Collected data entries
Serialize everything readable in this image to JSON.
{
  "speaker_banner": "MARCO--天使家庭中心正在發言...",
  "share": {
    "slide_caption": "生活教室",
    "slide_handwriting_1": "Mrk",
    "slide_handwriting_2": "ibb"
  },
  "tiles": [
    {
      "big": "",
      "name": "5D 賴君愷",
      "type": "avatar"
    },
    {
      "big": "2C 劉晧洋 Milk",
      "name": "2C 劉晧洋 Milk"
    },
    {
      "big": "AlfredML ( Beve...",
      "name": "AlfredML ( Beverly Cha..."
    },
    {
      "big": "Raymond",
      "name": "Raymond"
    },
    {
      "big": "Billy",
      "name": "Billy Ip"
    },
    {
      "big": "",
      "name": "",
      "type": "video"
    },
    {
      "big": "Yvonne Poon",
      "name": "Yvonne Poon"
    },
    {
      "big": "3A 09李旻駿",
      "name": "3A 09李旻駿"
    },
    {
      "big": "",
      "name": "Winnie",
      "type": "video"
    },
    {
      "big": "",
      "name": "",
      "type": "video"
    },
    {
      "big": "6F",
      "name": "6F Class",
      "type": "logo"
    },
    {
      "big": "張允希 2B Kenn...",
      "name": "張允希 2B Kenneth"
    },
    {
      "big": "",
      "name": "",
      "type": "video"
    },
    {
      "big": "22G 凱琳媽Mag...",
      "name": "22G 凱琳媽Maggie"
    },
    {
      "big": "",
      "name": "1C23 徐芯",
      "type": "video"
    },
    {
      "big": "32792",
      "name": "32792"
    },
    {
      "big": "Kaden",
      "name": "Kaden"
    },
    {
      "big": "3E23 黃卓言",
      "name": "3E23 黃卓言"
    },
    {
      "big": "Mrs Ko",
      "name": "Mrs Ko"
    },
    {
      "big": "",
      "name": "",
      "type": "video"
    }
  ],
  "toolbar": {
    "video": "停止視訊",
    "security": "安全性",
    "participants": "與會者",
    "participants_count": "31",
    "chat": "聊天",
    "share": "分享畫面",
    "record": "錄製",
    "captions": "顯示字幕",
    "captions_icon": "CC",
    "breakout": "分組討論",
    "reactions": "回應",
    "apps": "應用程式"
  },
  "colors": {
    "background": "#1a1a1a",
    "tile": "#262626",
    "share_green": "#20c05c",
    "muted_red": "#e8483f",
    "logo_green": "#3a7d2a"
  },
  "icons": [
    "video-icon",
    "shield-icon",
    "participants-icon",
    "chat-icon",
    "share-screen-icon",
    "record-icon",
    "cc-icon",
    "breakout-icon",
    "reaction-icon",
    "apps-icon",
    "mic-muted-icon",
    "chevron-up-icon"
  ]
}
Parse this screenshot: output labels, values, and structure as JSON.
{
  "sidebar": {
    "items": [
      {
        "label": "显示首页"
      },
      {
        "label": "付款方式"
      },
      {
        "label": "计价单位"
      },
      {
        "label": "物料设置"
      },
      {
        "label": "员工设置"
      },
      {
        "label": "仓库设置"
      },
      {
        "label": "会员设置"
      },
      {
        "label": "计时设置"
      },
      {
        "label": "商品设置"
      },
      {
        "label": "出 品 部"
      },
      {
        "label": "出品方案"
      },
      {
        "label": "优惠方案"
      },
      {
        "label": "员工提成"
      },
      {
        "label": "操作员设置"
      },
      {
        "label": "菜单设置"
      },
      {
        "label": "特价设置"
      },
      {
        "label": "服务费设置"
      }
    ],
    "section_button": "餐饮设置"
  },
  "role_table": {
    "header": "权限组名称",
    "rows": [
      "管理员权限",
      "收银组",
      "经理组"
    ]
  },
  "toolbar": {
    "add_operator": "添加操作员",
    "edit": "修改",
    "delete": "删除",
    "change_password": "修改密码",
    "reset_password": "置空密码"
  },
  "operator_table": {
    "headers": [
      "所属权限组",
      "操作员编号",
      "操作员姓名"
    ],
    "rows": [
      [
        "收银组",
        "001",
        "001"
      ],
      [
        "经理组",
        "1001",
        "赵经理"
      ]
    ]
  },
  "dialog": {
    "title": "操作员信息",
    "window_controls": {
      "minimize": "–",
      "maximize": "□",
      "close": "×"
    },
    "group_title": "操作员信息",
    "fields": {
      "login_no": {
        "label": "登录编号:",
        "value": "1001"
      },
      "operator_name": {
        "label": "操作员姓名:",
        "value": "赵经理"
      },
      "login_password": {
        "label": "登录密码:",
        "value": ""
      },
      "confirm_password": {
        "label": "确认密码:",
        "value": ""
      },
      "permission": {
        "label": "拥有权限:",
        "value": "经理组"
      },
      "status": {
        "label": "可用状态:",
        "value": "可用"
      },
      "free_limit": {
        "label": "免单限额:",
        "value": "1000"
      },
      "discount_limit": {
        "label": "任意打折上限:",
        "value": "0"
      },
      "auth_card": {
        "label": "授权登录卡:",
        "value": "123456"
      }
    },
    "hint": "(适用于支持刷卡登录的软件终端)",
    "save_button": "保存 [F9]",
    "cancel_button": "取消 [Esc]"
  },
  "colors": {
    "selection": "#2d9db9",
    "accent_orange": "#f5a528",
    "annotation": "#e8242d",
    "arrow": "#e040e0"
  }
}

__Work to be completed__
The word "JSON" may occur in lines of the records. Report how many such lines there are, giving only the number.

__Output of the exercise__
2